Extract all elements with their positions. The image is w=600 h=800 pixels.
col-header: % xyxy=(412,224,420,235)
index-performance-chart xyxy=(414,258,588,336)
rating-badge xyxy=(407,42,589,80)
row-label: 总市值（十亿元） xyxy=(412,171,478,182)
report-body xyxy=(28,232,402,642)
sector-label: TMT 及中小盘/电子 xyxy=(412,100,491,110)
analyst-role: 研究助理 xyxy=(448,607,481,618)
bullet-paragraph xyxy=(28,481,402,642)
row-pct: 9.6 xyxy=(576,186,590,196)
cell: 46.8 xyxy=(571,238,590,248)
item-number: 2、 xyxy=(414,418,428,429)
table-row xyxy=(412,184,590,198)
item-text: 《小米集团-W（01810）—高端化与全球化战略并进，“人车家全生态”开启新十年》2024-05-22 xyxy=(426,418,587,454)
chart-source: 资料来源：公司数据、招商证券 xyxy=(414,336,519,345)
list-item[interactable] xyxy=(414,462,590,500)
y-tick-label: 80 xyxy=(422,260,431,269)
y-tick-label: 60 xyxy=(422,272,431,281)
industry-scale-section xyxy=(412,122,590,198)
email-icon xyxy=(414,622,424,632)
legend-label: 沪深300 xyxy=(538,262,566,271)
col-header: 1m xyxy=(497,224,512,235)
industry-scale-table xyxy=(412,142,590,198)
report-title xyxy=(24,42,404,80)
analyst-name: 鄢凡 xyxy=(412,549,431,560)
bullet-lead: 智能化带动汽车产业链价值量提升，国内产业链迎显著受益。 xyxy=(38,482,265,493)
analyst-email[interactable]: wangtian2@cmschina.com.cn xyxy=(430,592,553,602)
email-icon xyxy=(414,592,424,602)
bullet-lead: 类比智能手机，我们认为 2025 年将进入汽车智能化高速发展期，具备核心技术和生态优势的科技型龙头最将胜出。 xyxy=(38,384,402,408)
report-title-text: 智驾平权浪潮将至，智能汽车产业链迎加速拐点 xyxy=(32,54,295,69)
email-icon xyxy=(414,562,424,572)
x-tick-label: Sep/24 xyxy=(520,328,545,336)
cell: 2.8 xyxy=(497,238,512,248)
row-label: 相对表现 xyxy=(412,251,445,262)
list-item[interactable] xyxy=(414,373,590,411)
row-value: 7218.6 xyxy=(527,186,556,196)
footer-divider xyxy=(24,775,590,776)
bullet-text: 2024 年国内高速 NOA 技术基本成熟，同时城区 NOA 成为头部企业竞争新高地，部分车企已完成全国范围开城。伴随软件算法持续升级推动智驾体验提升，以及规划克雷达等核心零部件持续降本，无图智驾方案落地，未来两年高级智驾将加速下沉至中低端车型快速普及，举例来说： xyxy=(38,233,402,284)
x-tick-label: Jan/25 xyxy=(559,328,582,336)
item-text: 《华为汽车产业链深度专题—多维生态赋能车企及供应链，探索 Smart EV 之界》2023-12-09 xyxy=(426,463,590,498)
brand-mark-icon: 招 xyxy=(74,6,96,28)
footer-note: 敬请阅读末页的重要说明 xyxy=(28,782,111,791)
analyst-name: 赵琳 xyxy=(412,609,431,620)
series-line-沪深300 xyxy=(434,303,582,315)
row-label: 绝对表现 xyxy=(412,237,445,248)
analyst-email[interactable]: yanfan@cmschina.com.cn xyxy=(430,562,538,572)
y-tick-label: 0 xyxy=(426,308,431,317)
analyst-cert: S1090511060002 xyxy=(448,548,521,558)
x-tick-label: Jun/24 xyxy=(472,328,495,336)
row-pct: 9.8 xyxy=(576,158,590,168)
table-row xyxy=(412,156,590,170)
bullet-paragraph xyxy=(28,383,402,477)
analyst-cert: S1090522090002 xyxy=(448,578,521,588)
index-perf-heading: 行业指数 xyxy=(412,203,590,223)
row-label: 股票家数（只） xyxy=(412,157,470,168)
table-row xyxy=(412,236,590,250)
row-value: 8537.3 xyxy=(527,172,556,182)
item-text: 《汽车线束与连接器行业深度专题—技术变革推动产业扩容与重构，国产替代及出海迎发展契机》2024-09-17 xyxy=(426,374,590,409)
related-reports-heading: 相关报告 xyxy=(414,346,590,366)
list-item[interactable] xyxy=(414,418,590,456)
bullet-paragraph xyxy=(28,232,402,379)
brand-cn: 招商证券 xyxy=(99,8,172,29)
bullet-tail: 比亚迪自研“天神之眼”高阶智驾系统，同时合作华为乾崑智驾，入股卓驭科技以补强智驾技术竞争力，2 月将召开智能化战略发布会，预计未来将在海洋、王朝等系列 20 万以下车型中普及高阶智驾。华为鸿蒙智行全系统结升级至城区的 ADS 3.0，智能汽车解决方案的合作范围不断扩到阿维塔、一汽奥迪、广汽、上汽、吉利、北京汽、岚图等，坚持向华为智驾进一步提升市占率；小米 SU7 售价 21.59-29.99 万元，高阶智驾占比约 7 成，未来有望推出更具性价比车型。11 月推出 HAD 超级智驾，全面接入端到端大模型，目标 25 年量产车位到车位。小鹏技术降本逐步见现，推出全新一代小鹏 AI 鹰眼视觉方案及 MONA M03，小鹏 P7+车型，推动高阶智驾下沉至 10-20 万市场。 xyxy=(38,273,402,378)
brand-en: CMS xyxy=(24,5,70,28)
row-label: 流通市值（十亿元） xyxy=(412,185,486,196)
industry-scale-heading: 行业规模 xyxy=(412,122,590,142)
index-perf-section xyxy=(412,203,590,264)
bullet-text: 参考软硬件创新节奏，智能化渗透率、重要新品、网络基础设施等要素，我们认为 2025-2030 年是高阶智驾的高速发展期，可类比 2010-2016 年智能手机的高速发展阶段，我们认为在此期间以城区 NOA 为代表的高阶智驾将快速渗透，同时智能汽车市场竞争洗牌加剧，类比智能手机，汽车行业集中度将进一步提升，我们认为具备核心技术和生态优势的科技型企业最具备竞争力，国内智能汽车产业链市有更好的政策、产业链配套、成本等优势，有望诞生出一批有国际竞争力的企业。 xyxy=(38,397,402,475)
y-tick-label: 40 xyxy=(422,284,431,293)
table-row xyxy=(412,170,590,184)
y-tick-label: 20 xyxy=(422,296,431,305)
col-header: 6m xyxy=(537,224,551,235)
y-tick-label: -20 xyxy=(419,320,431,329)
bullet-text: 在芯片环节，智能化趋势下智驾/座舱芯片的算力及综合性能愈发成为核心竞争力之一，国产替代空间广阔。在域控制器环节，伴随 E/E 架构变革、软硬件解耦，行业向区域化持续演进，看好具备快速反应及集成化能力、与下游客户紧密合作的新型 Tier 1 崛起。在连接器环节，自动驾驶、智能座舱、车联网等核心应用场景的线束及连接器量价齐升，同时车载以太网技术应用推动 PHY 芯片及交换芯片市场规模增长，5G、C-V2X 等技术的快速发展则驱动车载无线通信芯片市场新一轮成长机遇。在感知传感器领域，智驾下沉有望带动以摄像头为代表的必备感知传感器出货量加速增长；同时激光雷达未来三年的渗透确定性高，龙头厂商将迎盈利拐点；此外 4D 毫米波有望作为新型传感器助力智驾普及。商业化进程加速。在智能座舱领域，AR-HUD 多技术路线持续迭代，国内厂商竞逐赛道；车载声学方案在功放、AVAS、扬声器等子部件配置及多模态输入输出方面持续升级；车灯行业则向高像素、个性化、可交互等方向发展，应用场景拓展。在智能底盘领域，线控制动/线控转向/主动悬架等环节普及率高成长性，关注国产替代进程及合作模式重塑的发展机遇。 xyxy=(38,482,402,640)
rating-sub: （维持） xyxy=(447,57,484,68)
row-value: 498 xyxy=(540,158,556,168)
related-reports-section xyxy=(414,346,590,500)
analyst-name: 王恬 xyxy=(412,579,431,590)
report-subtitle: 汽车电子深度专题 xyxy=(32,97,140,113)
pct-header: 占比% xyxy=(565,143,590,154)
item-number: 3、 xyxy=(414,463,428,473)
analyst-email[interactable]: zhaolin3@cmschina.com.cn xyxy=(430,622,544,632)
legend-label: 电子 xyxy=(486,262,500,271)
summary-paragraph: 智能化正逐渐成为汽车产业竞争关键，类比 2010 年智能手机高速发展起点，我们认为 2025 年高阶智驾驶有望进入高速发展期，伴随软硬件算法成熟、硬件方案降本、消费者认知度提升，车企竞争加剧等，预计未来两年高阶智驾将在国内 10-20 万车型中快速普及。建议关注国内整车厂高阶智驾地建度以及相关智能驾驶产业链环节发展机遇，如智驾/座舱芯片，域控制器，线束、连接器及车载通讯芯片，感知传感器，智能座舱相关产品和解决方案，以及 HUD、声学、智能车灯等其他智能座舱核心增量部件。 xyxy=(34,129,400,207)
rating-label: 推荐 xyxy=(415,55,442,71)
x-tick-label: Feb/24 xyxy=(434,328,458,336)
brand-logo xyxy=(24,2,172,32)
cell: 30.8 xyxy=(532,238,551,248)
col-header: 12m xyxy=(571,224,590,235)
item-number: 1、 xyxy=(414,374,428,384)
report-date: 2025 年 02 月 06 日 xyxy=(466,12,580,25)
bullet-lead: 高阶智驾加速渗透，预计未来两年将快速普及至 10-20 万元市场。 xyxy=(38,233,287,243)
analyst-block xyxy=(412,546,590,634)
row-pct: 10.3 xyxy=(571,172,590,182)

- - - -

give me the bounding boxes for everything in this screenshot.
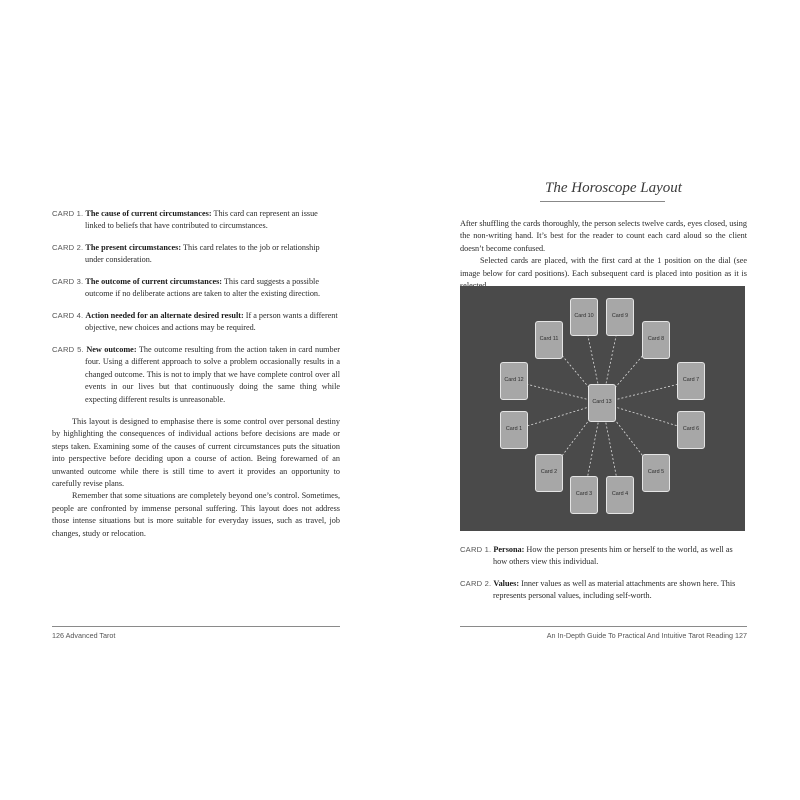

- - - -

Rescale the part of the records that opens with the line containing "Extract all elements" and closes with the line containing "row-label: 总市值（十亿元） xyxy=(412,171,478,182)", both ends included. Reproduce every line of that part, the request line unchanged, but multiply each box coordinate by 1.65 and round it to a whole number, with halves rounded up.

Extract all elements with their positions. The image is w=600 h=800 pixels.
col-header: % xyxy=(680,370,693,388)
index-performance-chart xyxy=(683,426,970,554)
rating-badge xyxy=(672,69,972,132)
row-label: 总市值（十亿元） xyxy=(680,282,789,300)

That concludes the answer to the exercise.